Raw records:
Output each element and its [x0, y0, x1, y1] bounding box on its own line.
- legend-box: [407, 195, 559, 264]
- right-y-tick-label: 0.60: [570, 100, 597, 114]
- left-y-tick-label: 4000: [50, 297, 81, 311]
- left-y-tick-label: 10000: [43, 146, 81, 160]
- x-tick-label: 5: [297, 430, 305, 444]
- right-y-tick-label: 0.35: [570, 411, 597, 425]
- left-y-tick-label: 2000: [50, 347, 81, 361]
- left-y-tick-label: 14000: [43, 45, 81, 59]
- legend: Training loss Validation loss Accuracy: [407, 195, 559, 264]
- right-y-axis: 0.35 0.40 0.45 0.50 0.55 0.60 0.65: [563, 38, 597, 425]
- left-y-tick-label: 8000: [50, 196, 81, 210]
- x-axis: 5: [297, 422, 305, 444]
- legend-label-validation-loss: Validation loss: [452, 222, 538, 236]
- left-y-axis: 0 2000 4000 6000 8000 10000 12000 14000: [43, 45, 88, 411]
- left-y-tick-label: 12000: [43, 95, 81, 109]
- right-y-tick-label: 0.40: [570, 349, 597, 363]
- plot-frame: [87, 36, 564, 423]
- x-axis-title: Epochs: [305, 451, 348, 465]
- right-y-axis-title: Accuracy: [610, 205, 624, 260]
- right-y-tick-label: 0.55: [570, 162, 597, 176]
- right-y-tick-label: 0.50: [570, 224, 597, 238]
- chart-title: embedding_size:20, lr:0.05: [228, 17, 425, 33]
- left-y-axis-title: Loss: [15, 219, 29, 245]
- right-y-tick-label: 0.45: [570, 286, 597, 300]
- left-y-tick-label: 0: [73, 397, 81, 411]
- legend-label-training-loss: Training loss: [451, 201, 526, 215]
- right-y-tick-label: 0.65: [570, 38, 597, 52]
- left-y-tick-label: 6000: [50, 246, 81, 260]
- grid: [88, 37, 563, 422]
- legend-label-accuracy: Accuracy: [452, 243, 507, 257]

* Exercise objective
Recast every line of the items as a JSON list of strings, one string per line, leaving out any blank lines.

* Reply to the task
[
  "Output each element and its [x0, y0, x1, y1] bounding box on its own line.",
  "- legend-box: [407, 195, 559, 264]",
  "- right-y-tick-label: 0.60: [570, 100, 597, 114]",
  "- left-y-tick-label: 4000: [50, 297, 81, 311]",
  "- left-y-tick-label: 10000: [43, 146, 81, 160]",
  "- x-tick-label: 5: [297, 430, 305, 444]",
  "- right-y-tick-label: 0.35: [570, 411, 597, 425]",
  "- left-y-tick-label: 2000: [50, 347, 81, 361]",
  "- left-y-tick-label: 14000: [43, 45, 81, 59]",
  "- legend: Training loss Validation loss Accuracy: [407, 195, 559, 264]",
  "- right-y-axis: 0.35 0.40 0.45 0.50 0.55 0.60 0.65: [563, 38, 597, 425]",
  "- left-y-tick-label: 8000: [50, 196, 81, 210]",
  "- x-axis: 5: [297, 422, 305, 444]",
  "- legend-label-validation-loss: Validation loss: [452, 222, 538, 236]",
  "- left-y-axis: 0 2000 4000 6000 8000 10000 12000 14000: [43, 45, 88, 411]",
  "- left-y-tick-label: 12000: [43, 95, 81, 109]",
  "- right-y-tick-label: 0.40: [570, 349, 597, 363]",
  "- plot-frame: [87, 36, 564, 423]",
  "- x-axis-title: Epochs: [305, 451, 348, 465]",
  "- right-y-axis-title: Accuracy: [610, 205, 624, 260]",
  "- right-y-tick-label: 0.55: [570, 162, 597, 176]",
  "- right-y-tick-label: 0.50: [570, 224, 597, 238]",
  "- chart-title: embedding_size:20, lr:0.05: [228, 17, 425, 33]",
  "- left-y-axis-title: Loss: [15, 219, 29, 245]",
  "- right-y-tick-label: 0.45: [570, 286, 597, 300]",
  "- left-y-tick-label: 0: [73, 397, 81, 411]",
  "- legend-label-training-loss: Training loss: [451, 201, 526, 215]",
  "- right-y-tick-label: 0.65: [570, 38, 597, 52]",
  "- left-y-tick-label: 6000: [50, 246, 81, 260]",
  "- grid: [88, 37, 563, 422]",
  "- legend-label-accuracy: Accuracy: [452, 243, 507, 257]"
]